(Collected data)
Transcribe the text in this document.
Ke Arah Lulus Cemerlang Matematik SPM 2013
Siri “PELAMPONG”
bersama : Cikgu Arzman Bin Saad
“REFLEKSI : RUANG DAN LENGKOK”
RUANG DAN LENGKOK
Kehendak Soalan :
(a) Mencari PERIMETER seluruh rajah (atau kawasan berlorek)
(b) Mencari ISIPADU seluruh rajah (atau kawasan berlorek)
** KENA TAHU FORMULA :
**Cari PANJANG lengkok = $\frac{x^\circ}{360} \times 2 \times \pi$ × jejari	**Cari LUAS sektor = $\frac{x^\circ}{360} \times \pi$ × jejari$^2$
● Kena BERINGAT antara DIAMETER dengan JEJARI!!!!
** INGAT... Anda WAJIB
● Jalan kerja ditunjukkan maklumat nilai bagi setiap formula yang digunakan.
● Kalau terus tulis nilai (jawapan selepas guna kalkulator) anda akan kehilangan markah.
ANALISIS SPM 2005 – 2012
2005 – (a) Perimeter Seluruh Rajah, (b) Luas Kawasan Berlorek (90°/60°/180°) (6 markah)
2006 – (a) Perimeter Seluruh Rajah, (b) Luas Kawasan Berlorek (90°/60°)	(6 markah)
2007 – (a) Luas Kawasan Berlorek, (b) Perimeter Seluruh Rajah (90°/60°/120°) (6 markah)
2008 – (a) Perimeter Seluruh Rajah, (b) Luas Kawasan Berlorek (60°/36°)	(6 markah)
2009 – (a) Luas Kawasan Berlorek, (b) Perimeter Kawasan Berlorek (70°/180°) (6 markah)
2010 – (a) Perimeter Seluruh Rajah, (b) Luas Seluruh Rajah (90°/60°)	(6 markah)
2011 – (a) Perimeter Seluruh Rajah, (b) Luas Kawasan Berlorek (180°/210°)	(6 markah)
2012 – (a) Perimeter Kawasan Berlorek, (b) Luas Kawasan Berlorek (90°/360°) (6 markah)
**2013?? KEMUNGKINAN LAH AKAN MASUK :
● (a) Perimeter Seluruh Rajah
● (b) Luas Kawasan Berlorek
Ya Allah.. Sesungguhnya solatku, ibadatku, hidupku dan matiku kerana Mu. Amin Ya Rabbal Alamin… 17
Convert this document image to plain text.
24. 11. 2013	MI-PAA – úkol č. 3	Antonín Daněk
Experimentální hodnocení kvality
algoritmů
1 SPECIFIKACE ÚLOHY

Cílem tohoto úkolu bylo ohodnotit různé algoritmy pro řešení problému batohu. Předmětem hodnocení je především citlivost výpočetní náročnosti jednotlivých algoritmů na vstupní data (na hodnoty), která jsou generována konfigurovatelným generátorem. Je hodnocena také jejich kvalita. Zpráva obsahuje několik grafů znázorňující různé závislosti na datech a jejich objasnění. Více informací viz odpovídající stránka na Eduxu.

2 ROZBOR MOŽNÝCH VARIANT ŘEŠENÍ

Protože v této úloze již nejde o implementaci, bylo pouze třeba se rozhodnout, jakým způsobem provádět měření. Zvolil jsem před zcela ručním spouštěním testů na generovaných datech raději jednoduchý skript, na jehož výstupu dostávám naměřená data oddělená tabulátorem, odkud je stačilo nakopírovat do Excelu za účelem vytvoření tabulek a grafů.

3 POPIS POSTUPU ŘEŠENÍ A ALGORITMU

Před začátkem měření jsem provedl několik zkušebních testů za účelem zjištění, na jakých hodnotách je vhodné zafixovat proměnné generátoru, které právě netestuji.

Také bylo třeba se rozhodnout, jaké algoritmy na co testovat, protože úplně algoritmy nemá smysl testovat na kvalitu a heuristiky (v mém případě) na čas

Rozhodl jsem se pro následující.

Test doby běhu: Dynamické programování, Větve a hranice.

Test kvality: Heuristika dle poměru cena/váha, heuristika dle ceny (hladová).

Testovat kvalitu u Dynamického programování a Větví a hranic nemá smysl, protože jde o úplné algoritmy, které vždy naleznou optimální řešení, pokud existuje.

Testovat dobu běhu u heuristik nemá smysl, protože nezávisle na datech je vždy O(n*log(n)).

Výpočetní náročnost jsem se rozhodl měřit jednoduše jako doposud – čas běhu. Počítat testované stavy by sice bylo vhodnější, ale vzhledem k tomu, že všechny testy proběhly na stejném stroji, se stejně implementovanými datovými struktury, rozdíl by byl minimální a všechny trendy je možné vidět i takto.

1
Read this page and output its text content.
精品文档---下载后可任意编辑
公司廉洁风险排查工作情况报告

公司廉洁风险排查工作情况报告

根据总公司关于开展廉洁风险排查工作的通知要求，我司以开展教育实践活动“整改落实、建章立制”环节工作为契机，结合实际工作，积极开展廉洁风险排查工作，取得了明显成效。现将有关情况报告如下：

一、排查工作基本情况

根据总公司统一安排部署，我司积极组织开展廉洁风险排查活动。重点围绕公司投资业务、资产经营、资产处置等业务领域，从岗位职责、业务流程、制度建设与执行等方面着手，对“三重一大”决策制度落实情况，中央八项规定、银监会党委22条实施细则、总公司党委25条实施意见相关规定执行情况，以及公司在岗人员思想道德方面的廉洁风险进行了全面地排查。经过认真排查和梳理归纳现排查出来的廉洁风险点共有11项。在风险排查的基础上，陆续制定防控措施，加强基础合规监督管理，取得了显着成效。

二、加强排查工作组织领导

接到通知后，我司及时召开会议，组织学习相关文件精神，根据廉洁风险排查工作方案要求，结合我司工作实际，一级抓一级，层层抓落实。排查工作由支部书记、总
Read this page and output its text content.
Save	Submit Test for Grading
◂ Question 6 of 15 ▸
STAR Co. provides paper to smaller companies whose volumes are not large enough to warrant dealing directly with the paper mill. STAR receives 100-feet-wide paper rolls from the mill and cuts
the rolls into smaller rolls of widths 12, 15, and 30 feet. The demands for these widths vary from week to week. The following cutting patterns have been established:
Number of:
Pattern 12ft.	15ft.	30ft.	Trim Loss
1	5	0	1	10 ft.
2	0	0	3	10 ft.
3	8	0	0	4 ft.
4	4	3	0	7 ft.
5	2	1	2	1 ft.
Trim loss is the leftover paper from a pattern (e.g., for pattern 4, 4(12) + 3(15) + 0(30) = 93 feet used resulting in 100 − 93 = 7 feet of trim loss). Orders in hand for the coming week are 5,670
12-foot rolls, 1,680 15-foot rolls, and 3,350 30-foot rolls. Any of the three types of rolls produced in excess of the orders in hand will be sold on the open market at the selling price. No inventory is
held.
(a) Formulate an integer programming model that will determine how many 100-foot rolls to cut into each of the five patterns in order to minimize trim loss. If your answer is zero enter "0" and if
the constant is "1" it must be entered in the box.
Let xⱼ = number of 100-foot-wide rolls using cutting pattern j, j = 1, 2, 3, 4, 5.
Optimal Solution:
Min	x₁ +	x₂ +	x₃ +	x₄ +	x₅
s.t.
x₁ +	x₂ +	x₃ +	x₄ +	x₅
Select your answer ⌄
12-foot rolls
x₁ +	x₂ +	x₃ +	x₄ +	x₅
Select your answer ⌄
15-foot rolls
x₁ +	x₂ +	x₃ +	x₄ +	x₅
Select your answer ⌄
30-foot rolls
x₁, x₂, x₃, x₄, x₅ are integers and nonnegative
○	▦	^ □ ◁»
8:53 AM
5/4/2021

Exercise task — Output each entry precisely as given.

Exercise response —
Transcribe the text in this document.
Ke Arah Lulus Cemerlang Matematik SPM 2013
Siri “PELAMPONG”
bersama : Cikgu Arzman Bin Saad
“REFLEKSI : RUANG DAN LENGKOK”
RUANG DAN LENGKOK
Kehendak Soalan :
(a) Mencari PERIMETER seluruh rajah (atau kawasan berlorek)
(b) Mencari ISIPADU seluruh rajah (atau kawasan berlorek)
** KENA TAHU FORMULA :
**Cari PANJANG lengkok = $\frac{x^\circ}{360} \times 2 \times \pi$ × jejari	**Cari LUAS sektor = $\frac{x^\circ}{360} \times \pi$ × jejari$^2$
● Kena BERINGAT antara DIAMETER dengan JEJARI!!!!
** INGAT... Anda WAJIB
● Jalan kerja ditunjukkan maklumat nilai bagi setiap formula yang digunakan.
● Kalau terus tulis nilai (jawapan selepas guna kalkulator) anda akan kehilangan markah.
ANALISIS SPM 2005 – 2012
2005 – (a) Perimeter Seluruh Rajah, (b) Luas Kawasan Berlorek (90°/60°/180°) (6 markah)
2006 – (a) Perimeter Seluruh Rajah, (b) Luas Kawasan Berlorek (90°/60°)	(6 markah)
2007 – (a) Luas Kawasan Berlorek, (b) Perimeter Seluruh Rajah (90°/60°/120°) (6 markah)
2008 – (a) Perimeter Seluruh Rajah, (b) Luas Kawasan Berlorek (60°/36°)	(6 markah)
2009 – (a) Luas Kawasan Berlorek, (b) Perimeter Kawasan Berlorek (70°/180°) (6 markah)
2010 – (a) Perimeter Seluruh Rajah, (b) Luas Seluruh Rajah (90°/60°)	(6 markah)
2011 – (a) Perimeter Seluruh Rajah, (b) Luas Kawasan Berlorek (180°/210°)	(6 markah)
2012 – (a) Perimeter Kawasan Berlorek, (b) Luas Kawasan Berlorek (90°/360°) (6 markah)
**2013?? KEMUNGKINAN LAH AKAN MASUK :
● (a) Perimeter Seluruh Rajah
● (b) Luas Kawasan Berlorek
Ya Allah.. Sesungguhnya solatku, ibadatku, hidupku dan matiku kerana Mu. Amin Ya Rabbal Alamin… 17
Convert this document image to plain text.
24. 11. 2013	MI-PAA – úkol č. 3	Antonín Daněk
Experimentální hodnocení kvality
algoritmů
1 SPECIFIKACE ÚLOHY

Cílem tohoto úkolu bylo ohodnotit různé algoritmy pro řešení problému batohu. Předmětem hodnocení je především citlivost výpočetní náročnosti jednotlivých algoritmů na vstupní data (na hodnoty), která jsou generována konfigurovatelným generátorem. Je hodnocena také jejich kvalita. Zpráva obsahuje několik grafů znázorňující různé závislosti na datech a jejich objasnění. Více informací viz odpovídající stránka na Eduxu.

2 ROZBOR MOŽNÝCH VARIANT ŘEŠENÍ

Protože v této úloze již nejde o implementaci, bylo pouze třeba se rozhodnout, jakým způsobem provádět měření. Zvolil jsem před zcela ručním spouštěním testů na generovaných datech raději jednoduchý skript, na jehož výstupu dostávám naměřená data oddělená tabulátorem, odkud je stačilo nakopírovat do Excelu za účelem vytvoření tabulek a grafů.

3 POPIS POSTUPU ŘEŠENÍ A ALGORITMU

Před začátkem měření jsem provedl několik zkušebních testů za účelem zjištění, na jakých hodnotách je vhodné zafixovat proměnné generátoru, které právě netestuji.

Také bylo třeba se rozhodnout, jaké algoritmy na co testovat, protože úplně algoritmy nemá smysl testovat na kvalitu a heuristiky (v mém případě) na čas

Rozhodl jsem se pro následující.

Test doby běhu: Dynamické programování, Větve a hranice.

Test kvality: Heuristika dle poměru cena/váha, heuristika dle ceny (hladová).

Testovat kvalitu u Dynamického programování a Větví a hranic nemá smysl, protože jde o úplné algoritmy, které vždy naleznou optimální řešení, pokud existuje.

Testovat dobu běhu u heuristik nemá smysl, protože nezávisle na datech je vždy O(n*log(n)).

Výpočetní náročnost jsem se rozhodl měřit jednoduše jako doposud – čas běhu. Počítat testované stavy by sice bylo vhodnější, ale vzhledem k tomu, že všechny testy proběhly na stejném stroji, se stejně implementovanými datovými struktury, rozdíl by byl minimální a všechny trendy je možné vidět i takto.

1
Read this page and output its text content.
精品文档---下载后可任意编辑
公司廉洁风险排查工作情况报告

公司廉洁风险排查工作情况报告

根据总公司关于开展廉洁风险排查工作的通知要求，我司以开展教育实践活动“整改落实、建章立制”环节工作为契机，结合实际工作，积极开展廉洁风险排查工作，取得了明显成效。现将有关情况报告如下：

一、排查工作基本情况

根据总公司统一安排部署，我司积极组织开展廉洁风险排查活动。重点围绕公司投资业务、资产经营、资产处置等业务领域，从岗位职责、业务流程、制度建设与执行等方面着手，对“三重一大”决策制度落实情况，中央八项规定、银监会党委22条实施细则、总公司党委25条实施意见相关规定执行情况，以及公司在岗人员思想道德方面的廉洁风险进行了全面地排查。经过认真排查和梳理归纳现排查出来的廉洁风险点共有11项。在风险排查的基础上，陆续制定防控措施，加强基础合规监督管理，取得了显着成效。

二、加强排查工作组织领导

接到通知后，我司及时召开会议，组织学习相关文件精神，根据廉洁风险排查工作方案要求，结合我司工作实际，一级抓一级，层层抓落实。排查工作由支部书记、总
Read this page and output its text content.
Save	Submit Test for Grading
◂ Question 6 of 15 ▸
STAR Co. provides paper to smaller companies whose volumes are not large enough to warrant dealing directly with the paper mill. STAR receives 100-feet-wide paper rolls from the mill and cuts
the rolls into smaller rolls of widths 12, 15, and 30 feet. The demands for these widths vary from week to week. The following cutting patterns have been established:
Number of:
Pattern 12ft.	15ft.	30ft.	Trim Loss
1	5	0	1	10 ft.
2	0	0	3	10 ft.
3	8	0	0	4 ft.
4	4	3	0	7 ft.
5	2	1	2	1 ft.
Trim loss is the leftover paper from a pattern (e.g., for pattern 4, 4(12) + 3(15) + 0(30) = 93 feet used resulting in 100 − 93 = 7 feet of trim loss). Orders in hand for the coming week are 5,670
12-foot rolls, 1,680 15-foot rolls, and 3,350 30-foot rolls. Any of the three types of rolls produced in excess of the orders in hand will be sold on the open market at the selling price. No inventory is
held.
(a) Formulate an integer programming model that will determine how many 100-foot rolls to cut into each of the five patterns in order to minimize trim loss. If your answer is zero enter "0" and if
the constant is "1" it must be entered in the box.
Let xⱼ = number of 100-foot-wide rolls using cutting pattern j, j = 1, 2, 3, 4, 5.
Optimal Solution:
Min	x₁ +	x₂ +	x₃ +	x₄ +	x₅
s.t.
x₁ +	x₂ +	x₃ +	x₄ +	x₅
Select your answer ⌄
12-foot rolls
x₁ +	x₂ +	x₃ +	x₄ +	x₅
Select your answer ⌄
15-foot rolls
x₁ +	x₂ +	x₃ +	x₄ +	x₅
Select your answer ⌄
30-foot rolls
x₁, x₂, x₃, x₄, x₅ are integers and nonnegative
○	▦	^ □ ◁»
8:53 AM
5/4/2021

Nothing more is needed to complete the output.